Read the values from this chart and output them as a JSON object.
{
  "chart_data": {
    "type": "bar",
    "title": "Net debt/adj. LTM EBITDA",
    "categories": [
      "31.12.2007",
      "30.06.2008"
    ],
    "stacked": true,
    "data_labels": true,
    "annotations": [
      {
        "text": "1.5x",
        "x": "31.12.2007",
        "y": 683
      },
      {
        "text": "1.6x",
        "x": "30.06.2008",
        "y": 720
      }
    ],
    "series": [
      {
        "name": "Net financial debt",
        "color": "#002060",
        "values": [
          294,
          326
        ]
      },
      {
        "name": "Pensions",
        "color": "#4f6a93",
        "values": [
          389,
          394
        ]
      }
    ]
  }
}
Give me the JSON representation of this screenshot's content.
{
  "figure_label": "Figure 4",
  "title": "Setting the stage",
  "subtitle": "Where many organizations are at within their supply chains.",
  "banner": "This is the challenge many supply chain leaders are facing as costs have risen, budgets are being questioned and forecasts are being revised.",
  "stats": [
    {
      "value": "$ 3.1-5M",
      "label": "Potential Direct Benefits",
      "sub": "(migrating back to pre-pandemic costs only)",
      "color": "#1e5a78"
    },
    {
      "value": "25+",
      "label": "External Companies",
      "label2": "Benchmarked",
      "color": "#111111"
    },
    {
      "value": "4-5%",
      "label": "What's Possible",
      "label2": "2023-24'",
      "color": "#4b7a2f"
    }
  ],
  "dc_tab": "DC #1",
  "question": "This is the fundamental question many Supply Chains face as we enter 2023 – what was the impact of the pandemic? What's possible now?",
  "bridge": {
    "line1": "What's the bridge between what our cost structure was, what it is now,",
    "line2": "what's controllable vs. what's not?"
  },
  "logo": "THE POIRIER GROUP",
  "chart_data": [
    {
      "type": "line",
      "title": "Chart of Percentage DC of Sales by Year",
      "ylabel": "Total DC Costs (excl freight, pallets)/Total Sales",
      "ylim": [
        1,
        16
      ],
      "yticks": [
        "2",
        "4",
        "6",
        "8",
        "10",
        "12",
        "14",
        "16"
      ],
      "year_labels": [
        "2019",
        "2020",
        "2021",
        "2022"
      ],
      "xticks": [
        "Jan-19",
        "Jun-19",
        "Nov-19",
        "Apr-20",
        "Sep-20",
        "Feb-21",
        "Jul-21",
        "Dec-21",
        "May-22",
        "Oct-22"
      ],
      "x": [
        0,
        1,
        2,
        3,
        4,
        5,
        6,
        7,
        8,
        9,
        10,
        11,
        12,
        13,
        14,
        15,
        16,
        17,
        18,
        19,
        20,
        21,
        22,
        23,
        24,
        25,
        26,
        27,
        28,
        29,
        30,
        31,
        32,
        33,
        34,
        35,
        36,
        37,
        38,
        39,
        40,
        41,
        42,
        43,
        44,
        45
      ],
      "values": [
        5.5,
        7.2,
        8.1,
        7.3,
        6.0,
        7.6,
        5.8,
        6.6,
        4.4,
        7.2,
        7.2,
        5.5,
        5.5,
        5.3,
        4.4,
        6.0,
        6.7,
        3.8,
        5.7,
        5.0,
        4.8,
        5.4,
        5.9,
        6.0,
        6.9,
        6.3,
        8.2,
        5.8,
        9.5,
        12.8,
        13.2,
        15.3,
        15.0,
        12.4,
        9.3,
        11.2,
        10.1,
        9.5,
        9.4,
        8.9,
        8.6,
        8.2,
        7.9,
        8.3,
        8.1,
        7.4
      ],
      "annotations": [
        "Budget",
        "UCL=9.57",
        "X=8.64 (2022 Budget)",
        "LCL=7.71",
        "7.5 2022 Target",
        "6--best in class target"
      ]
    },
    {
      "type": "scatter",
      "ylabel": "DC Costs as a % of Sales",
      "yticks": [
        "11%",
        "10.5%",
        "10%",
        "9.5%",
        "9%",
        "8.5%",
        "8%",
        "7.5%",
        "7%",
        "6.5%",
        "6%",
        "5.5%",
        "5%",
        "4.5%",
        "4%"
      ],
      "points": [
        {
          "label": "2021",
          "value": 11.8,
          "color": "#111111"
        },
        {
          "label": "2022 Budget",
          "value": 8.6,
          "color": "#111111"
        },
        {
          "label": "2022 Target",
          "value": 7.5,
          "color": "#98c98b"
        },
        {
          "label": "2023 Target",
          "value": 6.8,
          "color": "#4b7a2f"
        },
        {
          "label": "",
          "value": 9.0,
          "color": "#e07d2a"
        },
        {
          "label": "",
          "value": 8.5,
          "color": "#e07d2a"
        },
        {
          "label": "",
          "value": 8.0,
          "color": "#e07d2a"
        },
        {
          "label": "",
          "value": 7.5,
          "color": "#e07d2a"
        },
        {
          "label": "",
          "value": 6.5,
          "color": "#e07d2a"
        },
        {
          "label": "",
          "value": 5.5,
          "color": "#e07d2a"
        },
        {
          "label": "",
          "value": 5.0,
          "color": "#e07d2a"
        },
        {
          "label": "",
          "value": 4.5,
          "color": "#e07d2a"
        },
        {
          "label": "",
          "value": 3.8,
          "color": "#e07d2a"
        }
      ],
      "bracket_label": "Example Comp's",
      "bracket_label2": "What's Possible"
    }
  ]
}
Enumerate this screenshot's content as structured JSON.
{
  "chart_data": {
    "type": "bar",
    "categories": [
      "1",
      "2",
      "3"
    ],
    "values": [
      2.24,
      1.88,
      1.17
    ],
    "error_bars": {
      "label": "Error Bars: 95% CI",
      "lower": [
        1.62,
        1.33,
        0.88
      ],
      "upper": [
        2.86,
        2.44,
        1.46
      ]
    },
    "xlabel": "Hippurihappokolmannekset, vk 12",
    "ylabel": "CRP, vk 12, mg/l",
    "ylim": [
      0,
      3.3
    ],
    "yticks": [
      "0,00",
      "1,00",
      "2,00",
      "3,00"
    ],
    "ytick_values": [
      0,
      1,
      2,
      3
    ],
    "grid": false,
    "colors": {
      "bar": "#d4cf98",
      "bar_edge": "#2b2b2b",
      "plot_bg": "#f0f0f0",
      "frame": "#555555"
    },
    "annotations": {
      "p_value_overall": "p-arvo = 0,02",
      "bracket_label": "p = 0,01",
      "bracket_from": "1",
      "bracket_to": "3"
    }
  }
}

────────────────────────────────────────

Can you give every line above again, exactly as written?

Read the values from this chart and output them as a JSON object.
{
  "chart_data": {
    "type": "bar",
    "title": "Net debt/adj. LTM EBITDA",
    "categories": [
      "31.12.2007",
      "30.06.2008"
    ],
    "stacked": true,
    "data_labels": true,
    "annotations": [
      {
        "text": "1.5x",
        "x": "31.12.2007",
        "y": 683
      },
      {
        "text": "1.6x",
        "x": "30.06.2008",
        "y": 720
      }
    ],
    "series": [
      {
        "name": "Net financial debt",
        "color": "#002060",
        "values": [
          294,
          326
        ]
      },
      {
        "name": "Pensions",
        "color": "#4f6a93",
        "values": [
          389,
          394
        ]
      }
    ]
  }
}
Give me the JSON representation of this screenshot's content.
{
  "figure_label": "Figure 4",
  "title": "Setting the stage",
  "subtitle": "Where many organizations are at within their supply chains.",
  "banner": "This is the challenge many supply chain leaders are facing as costs have risen, budgets are being questioned and forecasts are being revised.",
  "stats": [
    {
      "value": "$ 3.1-5M",
      "label": "Potential Direct Benefits",
      "sub": "(migrating back to pre-pandemic costs only)",
      "color": "#1e5a78"
    },
    {
      "value": "25+",
      "label": "External Companies",
      "label2": "Benchmarked",
      "color": "#111111"
    },
    {
      "value": "4-5%",
      "label": "What's Possible",
      "label2": "2023-24'",
      "color": "#4b7a2f"
    }
  ],
  "dc_tab": "DC #1",
  "question": "This is the fundamental question many Supply Chains face as we enter 2023 – what was the impact of the pandemic? What's possible now?",
  "bridge": {
    "line1": "What's the bridge between what our cost structure was, what it is now,",
    "line2": "what's controllable vs. what's not?"
  },
  "logo": "THE POIRIER GROUP",
  "chart_data": [
    {
      "type": "line",
      "title": "Chart of Percentage DC of Sales by Year",
      "ylabel": "Total DC Costs (excl freight, pallets)/Total Sales",
      "ylim": [
        1,
        16
      ],
      "yticks": [
        "2",
        "4",
        "6",
        "8",
        "10",
        "12",
        "14",
        "16"
      ],
      "year_labels": [
        "2019",
        "2020",
        "2021",
        "2022"
      ],
      "xticks": [
        "Jan-19",
        "Jun-19",
        "Nov-19",
        "Apr-20",
        "Sep-20",
        "Feb-21",
        "Jul-21",
        "Dec-21",
        "May-22",
        "Oct-22"
      ],
      "x": [
        0,
        1,
        2,
        3,
        4,
        5,
        6,
        7,
        8,
        9,
        10,
        11,
        12,
        13,
        14,
        15,
        16,
        17,
        18,
        19,
        20,
        21,
        22,
        23,
        24,
        25,
        26,
        27,
        28,
        29,
        30,
        31,
        32,
        33,
        34,
        35,
        36,
        37,
        38,
        39,
        40,
        41,
        42,
        43,
        44,
        45
      ],
      "values": [
        5.5,
        7.2,
        8.1,
        7.3,
        6.0,
        7.6,
        5.8,
        6.6,
        4.4,
        7.2,
        7.2,
        5.5,
        5.5,
        5.3,
        4.4,
        6.0,
        6.7,
        3.8,
        5.7,
        5.0,
        4.8,
        5.4,
        5.9,
        6.0,
        6.9,
        6.3,
        8.2,
        5.8,
        9.5,
        12.8,
        13.2,
        15.3,
        15.0,
        12.4,
        9.3,
        11.2,
        10.1,
        9.5,
        9.4,
        8.9,
        8.6,
        8.2,
        7.9,
        8.3,
        8.1,
        7.4
      ],
      "annotations": [
        "Budget",
        "UCL=9.57",
        "X=8.64 (2022 Budget)",
        "LCL=7.71",
        "7.5 2022 Target",
        "6--best in class target"
      ]
    },
    {
      "type": "scatter",
      "ylabel": "DC Costs as a % of Sales",
      "yticks": [
        "11%",
        "10.5%",
        "10%",
        "9.5%",
        "9%",
        "8.5%",
        "8%",
        "7.5%",
        "7%",
        "6.5%",
        "6%",
        "5.5%",
        "5%",
        "4.5%",
        "4%"
      ],
      "points": [
        {
          "label": "2021",
          "value": 11.8,
          "color": "#111111"
        },
        {
          "label": "2022 Budget",
          "value": 8.6,
          "color": "#111111"
        },
        {
          "label": "2022 Target",
          "value": 7.5,
          "color": "#98c98b"
        },
        {
          "label": "2023 Target",
          "value": 6.8,
          "color": "#4b7a2f"
        },
        {
          "label": "",
          "value": 9.0,
          "color": "#e07d2a"
        },
        {
          "label": "",
          "value": 8.5,
          "color": "#e07d2a"
        },
        {
          "label": "",
          "value": 8.0,
          "color": "#e07d2a"
        },
        {
          "label": "",
          "value": 7.5,
          "color": "#e07d2a"
        },
        {
          "label": "",
          "value": 6.5,
          "color": "#e07d2a"
        },
        {
          "label": "",
          "value": 5.5,
          "color": "#e07d2a"
        },
        {
          "label": "",
          "value": 5.0,
          "color": "#e07d2a"
        },
        {
          "label": "",
          "value": 4.5,
          "color": "#e07d2a"
        },
        {
          "label": "",
          "value": 3.8,
          "color": "#e07d2a"
        }
      ],
      "bracket_label": "Example Comp's",
      "bracket_label2": "What's Possible"
    }
  ]
}
Enumerate this screenshot's content as structured JSON.
{
  "chart_data": {
    "type": "bar",
    "categories": [
      "1",
      "2",
      "3"
    ],
    "values": [
      2.24,
      1.88,
      1.17
    ],
    "error_bars": {
      "label": "Error Bars: 95% CI",
      "lower": [
        1.62,
        1.33,
        0.88
      ],
      "upper": [
        2.86,
        2.44,
        1.46
      ]
    },
    "xlabel": "Hippurihappokolmannekset, vk 12",
    "ylabel": "CRP, vk 12, mg/l",
    "ylim": [
      0,
      3.3
    ],
    "yticks": [
      "0,00",
      "1,00",
      "2,00",
      "3,00"
    ],
    "ytick_values": [
      0,
      1,
      2,
      3
    ],
    "grid": false,
    "colors": {
      "bar": "#d4cf98",
      "bar_edge": "#2b2b2b",
      "plot_bg": "#f0f0f0",
      "frame": "#555555"
    },
    "annotations": {
      "p_value_overall": "p-arvo = 0,02",
      "bracket_label": "p = 0,01",
      "bracket_from": "1",
      "bracket_to": "3"
    }
  }
}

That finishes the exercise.